#### DATA LINES ####

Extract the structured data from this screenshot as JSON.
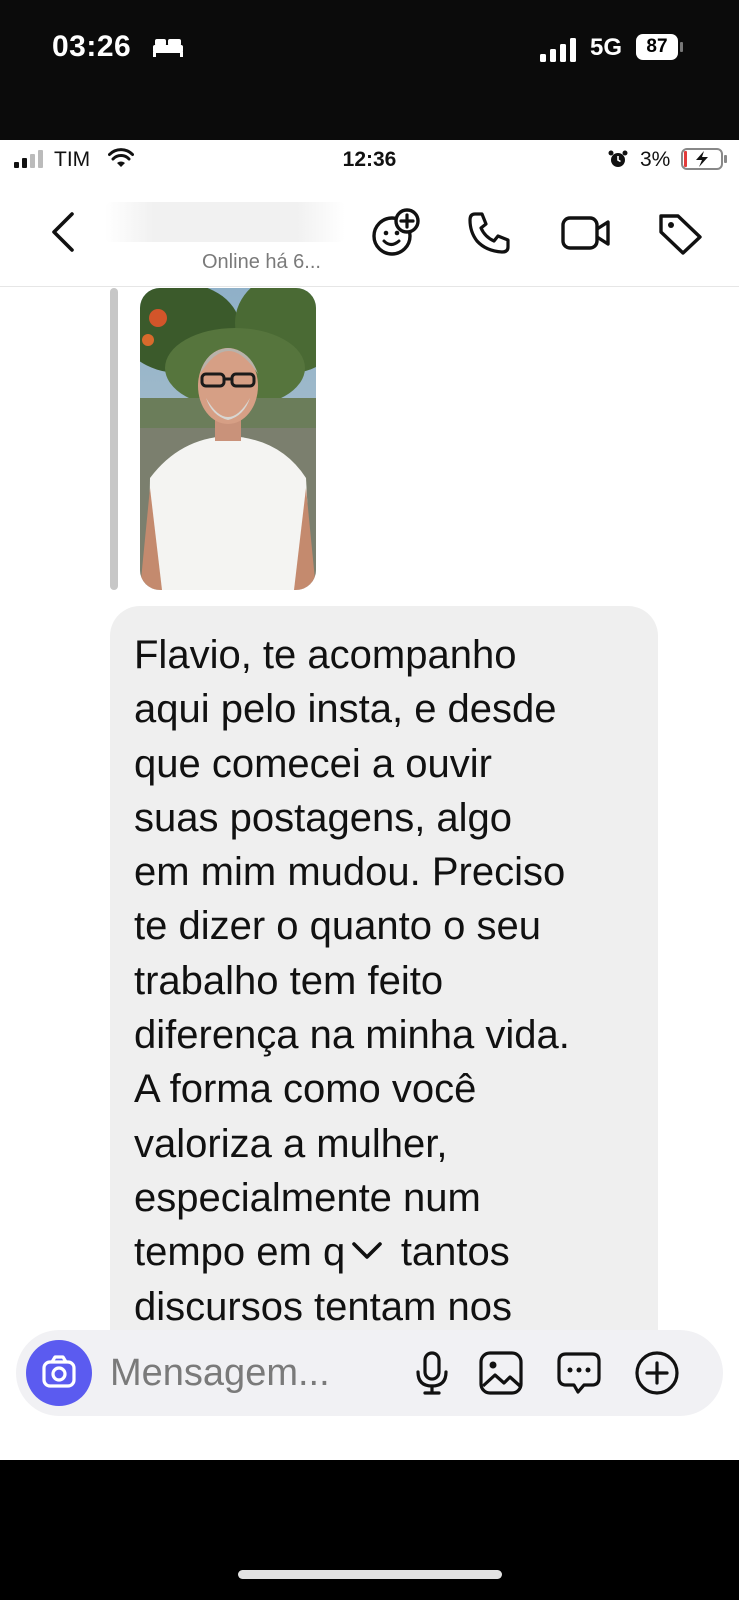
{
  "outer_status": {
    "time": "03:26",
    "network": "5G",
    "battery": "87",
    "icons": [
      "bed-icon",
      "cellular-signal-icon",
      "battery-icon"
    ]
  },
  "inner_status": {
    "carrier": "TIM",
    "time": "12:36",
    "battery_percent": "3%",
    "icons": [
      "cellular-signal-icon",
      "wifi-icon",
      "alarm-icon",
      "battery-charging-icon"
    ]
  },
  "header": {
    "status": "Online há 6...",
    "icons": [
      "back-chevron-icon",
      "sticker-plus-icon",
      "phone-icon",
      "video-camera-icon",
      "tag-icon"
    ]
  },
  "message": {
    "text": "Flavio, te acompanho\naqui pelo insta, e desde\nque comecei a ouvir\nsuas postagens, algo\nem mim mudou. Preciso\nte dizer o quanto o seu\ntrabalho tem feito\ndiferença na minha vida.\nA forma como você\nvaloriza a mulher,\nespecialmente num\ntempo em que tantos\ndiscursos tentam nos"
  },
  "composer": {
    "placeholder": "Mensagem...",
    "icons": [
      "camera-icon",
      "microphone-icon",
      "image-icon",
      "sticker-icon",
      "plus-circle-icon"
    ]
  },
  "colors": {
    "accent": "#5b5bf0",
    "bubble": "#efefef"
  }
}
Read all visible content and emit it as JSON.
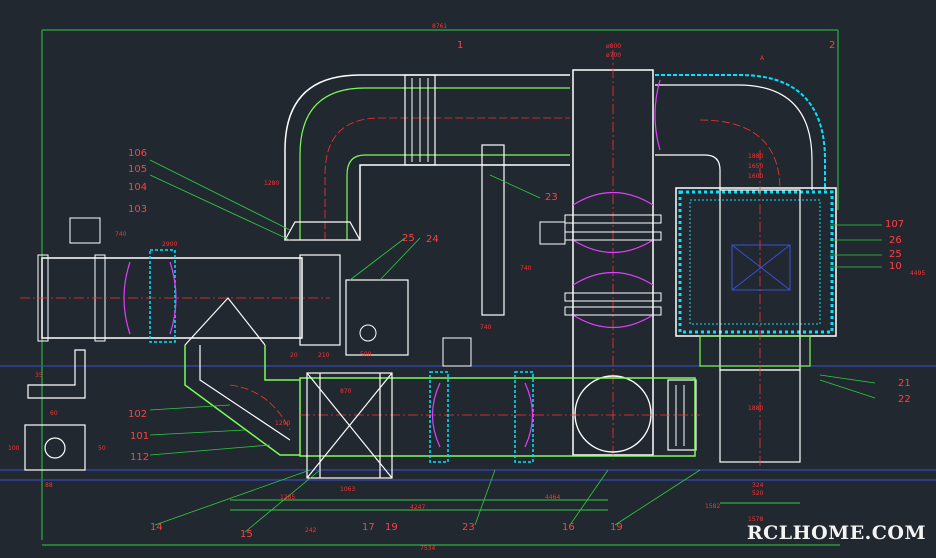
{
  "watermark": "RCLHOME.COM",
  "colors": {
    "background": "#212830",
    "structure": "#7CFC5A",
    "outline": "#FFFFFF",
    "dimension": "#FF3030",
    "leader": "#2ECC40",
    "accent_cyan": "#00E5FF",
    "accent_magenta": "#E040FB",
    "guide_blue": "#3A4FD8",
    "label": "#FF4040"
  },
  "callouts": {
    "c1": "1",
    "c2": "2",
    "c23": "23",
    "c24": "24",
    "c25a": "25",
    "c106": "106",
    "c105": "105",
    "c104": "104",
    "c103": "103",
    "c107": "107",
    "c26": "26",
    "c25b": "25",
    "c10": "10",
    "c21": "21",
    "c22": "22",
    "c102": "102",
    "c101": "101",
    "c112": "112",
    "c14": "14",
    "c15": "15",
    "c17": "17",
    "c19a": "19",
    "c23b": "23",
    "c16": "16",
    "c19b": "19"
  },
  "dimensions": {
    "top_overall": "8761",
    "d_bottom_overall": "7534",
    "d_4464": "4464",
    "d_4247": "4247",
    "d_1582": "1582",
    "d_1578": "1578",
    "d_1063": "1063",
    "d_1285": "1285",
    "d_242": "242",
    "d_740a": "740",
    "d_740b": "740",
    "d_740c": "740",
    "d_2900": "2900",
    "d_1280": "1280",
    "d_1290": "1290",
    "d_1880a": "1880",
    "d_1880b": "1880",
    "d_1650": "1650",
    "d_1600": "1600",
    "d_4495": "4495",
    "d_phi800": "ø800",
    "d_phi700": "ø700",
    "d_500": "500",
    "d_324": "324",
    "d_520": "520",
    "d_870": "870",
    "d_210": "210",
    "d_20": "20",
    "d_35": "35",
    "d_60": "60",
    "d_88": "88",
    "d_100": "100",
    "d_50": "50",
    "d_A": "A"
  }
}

####
#### DATA LINES ####

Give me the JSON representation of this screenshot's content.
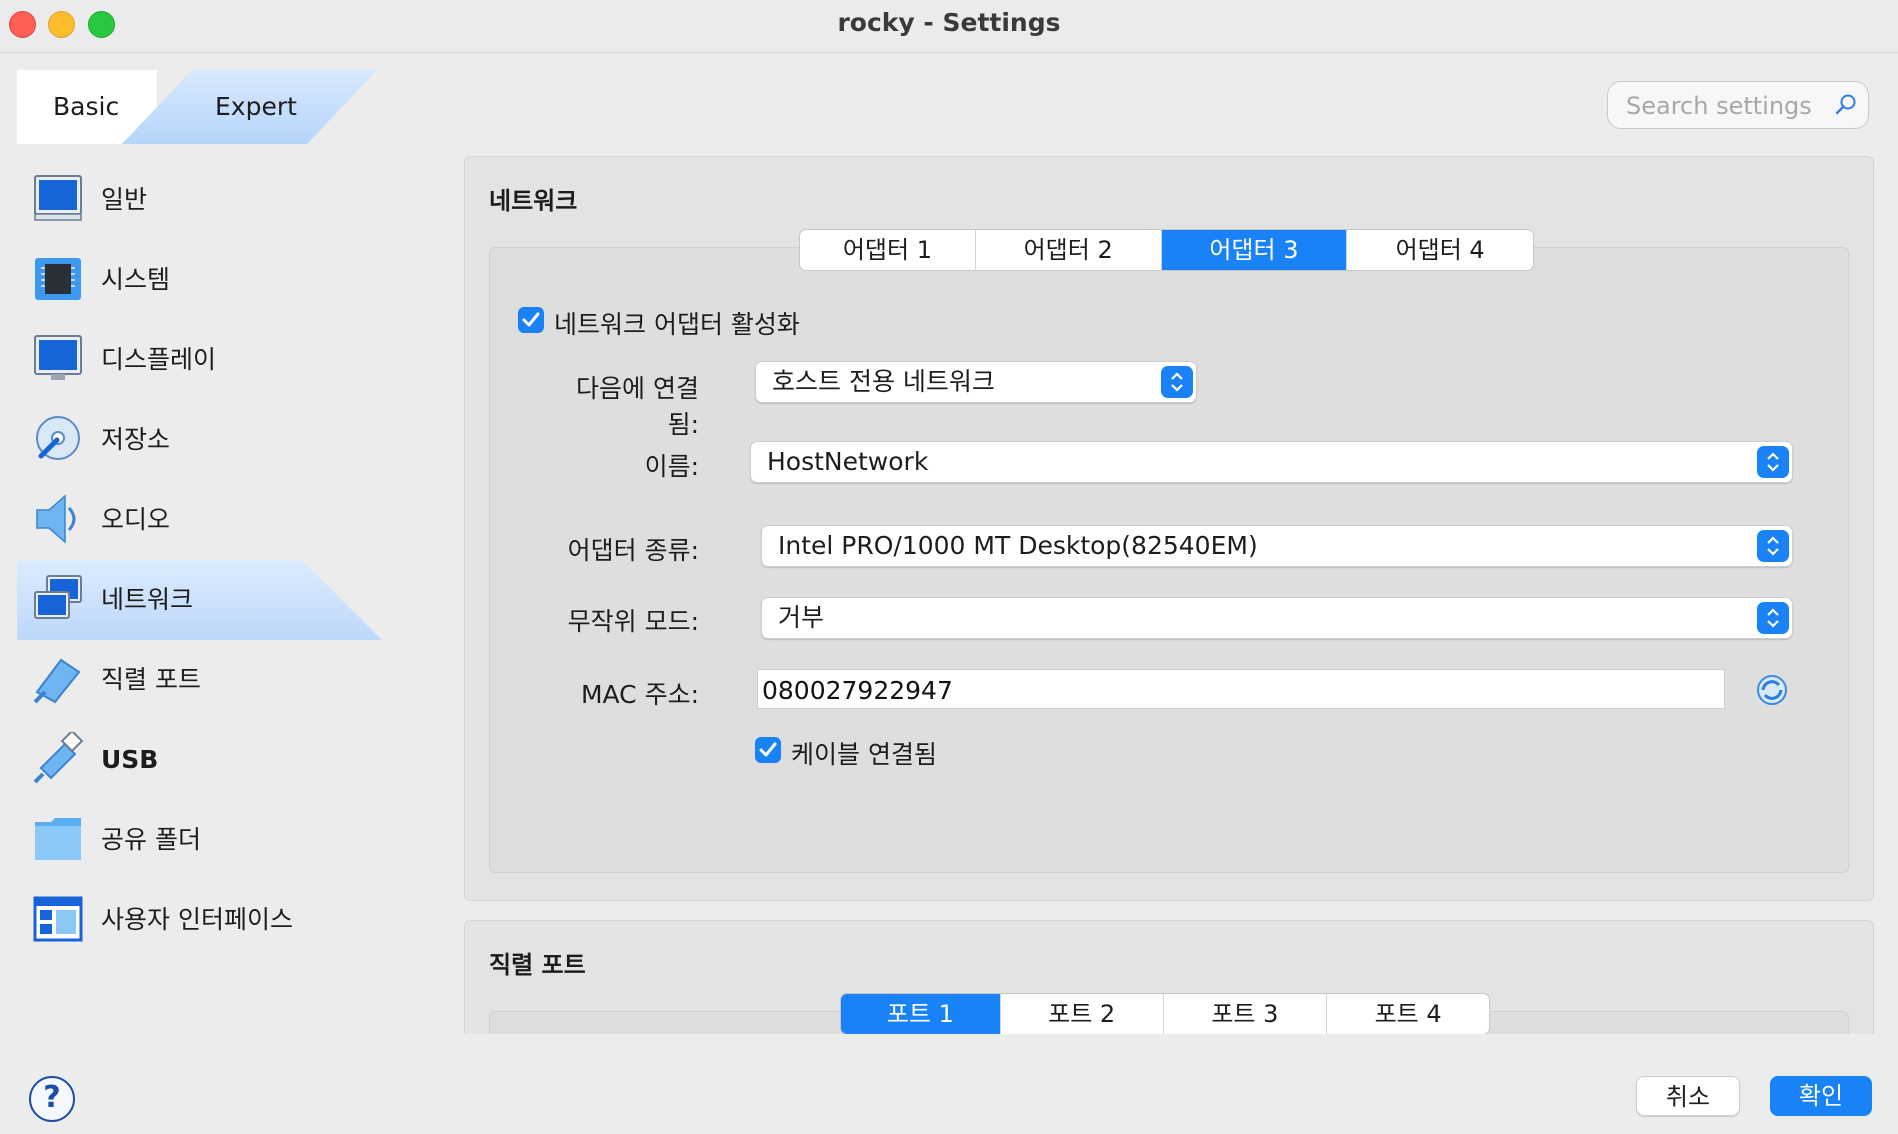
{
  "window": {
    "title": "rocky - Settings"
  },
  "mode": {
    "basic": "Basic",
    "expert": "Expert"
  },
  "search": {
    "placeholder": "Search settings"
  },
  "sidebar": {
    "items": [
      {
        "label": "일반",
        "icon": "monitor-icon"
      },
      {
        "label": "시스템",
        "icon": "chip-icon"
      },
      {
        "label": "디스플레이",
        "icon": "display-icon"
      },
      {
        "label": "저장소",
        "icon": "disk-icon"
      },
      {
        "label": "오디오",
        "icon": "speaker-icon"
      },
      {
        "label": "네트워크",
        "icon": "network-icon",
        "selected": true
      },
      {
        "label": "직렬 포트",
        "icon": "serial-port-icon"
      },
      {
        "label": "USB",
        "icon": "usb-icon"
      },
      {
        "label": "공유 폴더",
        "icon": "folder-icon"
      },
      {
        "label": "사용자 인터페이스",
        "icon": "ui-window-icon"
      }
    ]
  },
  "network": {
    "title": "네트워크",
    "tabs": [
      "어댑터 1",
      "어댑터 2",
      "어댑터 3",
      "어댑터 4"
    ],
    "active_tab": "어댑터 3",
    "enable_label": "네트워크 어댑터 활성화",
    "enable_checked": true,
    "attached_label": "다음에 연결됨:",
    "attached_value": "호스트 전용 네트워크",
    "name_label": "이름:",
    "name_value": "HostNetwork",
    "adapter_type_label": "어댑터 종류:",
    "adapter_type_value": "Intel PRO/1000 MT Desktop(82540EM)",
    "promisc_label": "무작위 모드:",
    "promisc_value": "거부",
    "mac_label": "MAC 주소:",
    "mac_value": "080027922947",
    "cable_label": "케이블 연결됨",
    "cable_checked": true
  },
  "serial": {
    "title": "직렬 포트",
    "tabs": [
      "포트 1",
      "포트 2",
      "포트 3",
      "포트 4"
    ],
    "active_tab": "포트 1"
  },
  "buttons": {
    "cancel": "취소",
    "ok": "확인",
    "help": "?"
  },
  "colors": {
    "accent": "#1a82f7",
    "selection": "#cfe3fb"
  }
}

####

--- REQUIREMENTS ---
List every line above containing the word "this".

--- TASK SOLUTION ---
Extract the structured data from this screenshot as JSON.
Give me the JSON representation of this screenshot's content.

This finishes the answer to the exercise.